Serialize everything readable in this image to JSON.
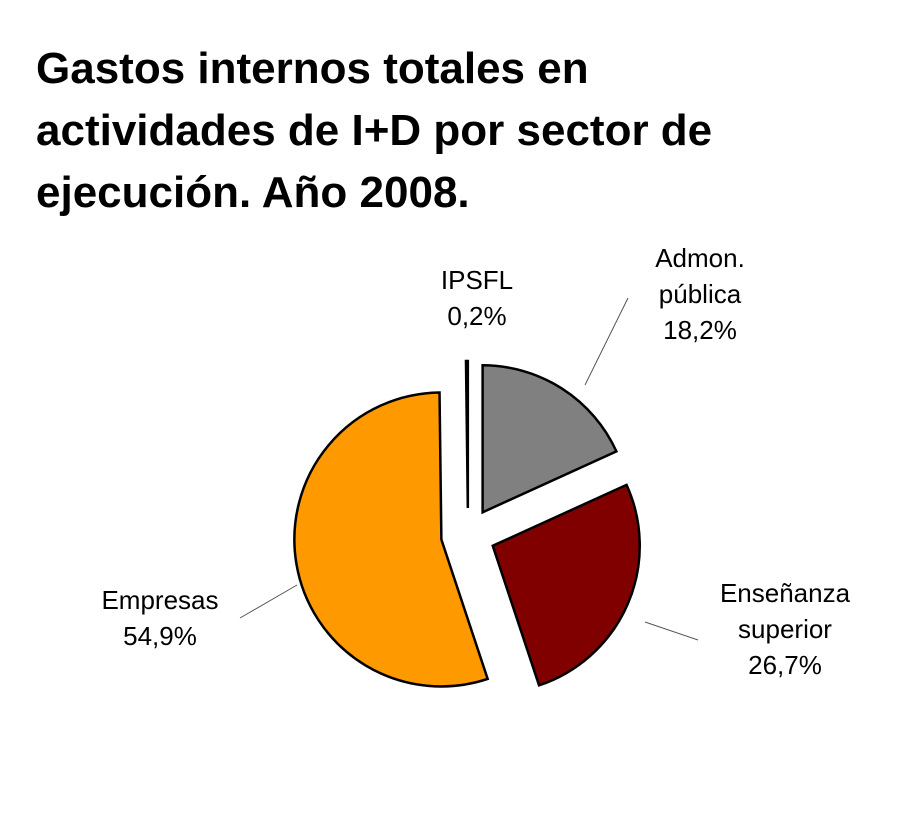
{
  "chart_data": {
    "type": "pie",
    "title": "Gastos internos totales en actividades de I+D por sector de ejecución. Año 2008.",
    "categories": [
      "Admon. pública",
      "Enseñanza superior",
      "Empresas",
      "IPSFL"
    ],
    "values": [
      18.2,
      26.7,
      54.9,
      0.2
    ],
    "value_labels": [
      "18,2%",
      "26,7%",
      "54,9%",
      "0,2%"
    ],
    "colors": [
      "#808080",
      "#800000",
      "#ff9900",
      "#ffffff"
    ]
  }
}
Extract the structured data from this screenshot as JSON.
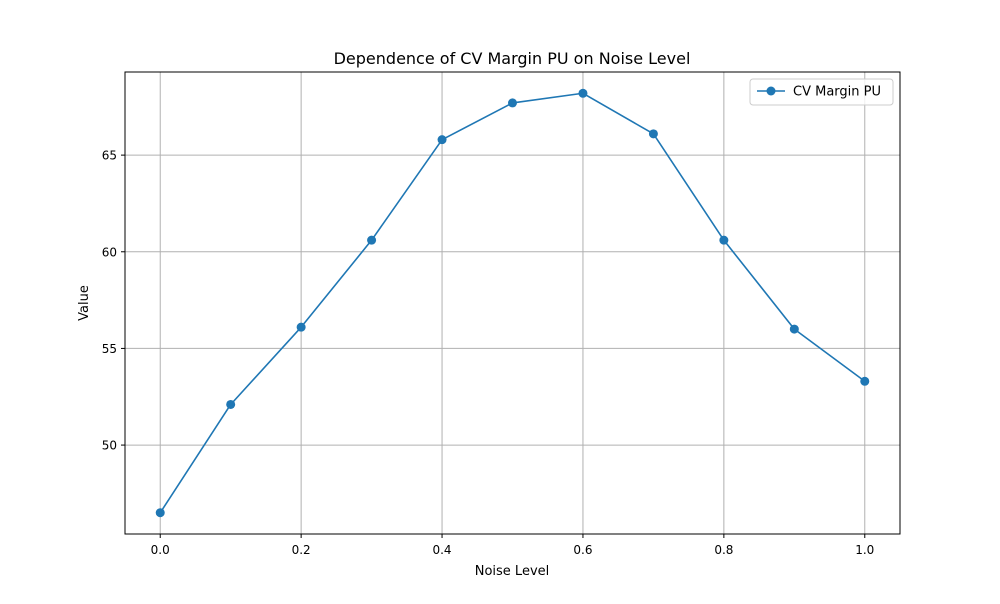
{
  "chart_data": {
    "type": "line",
    "title": "Dependence of CV Margin PU on Noise Level",
    "xlabel": "Noise Level",
    "ylabel": "Value",
    "x": [
      0.0,
      0.1,
      0.2,
      0.3,
      0.4,
      0.5,
      0.6,
      0.7,
      0.8,
      0.9,
      1.0
    ],
    "series": [
      {
        "name": "CV Margin PU",
        "values": [
          46.5,
          52.1,
          56.1,
          60.6,
          65.8,
          67.7,
          68.2,
          66.1,
          60.6,
          56.0,
          53.3
        ],
        "color": "#1f77b4",
        "marker": "circle"
      }
    ],
    "xlim": [
      -0.05,
      1.05
    ],
    "ylim": [
      45.4,
      69.3
    ],
    "xticks": [
      0.0,
      0.2,
      0.4,
      0.6,
      0.8,
      1.0
    ],
    "xtick_labels": [
      "0.0",
      "0.2",
      "0.4",
      "0.6",
      "0.8",
      "1.0"
    ],
    "yticks": [
      50,
      55,
      60,
      65
    ],
    "ytick_labels": [
      "50",
      "55",
      "60",
      "65"
    ],
    "grid": true,
    "legend_position": "top-right"
  }
}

◆ ◆ ◆

## [What you are asked to do]
Copy in full each line that holds the word "JSON".

## [The completed task]
Serialize everything readable in this image to JSON.
Extract the structured data from this screenshot as JSON.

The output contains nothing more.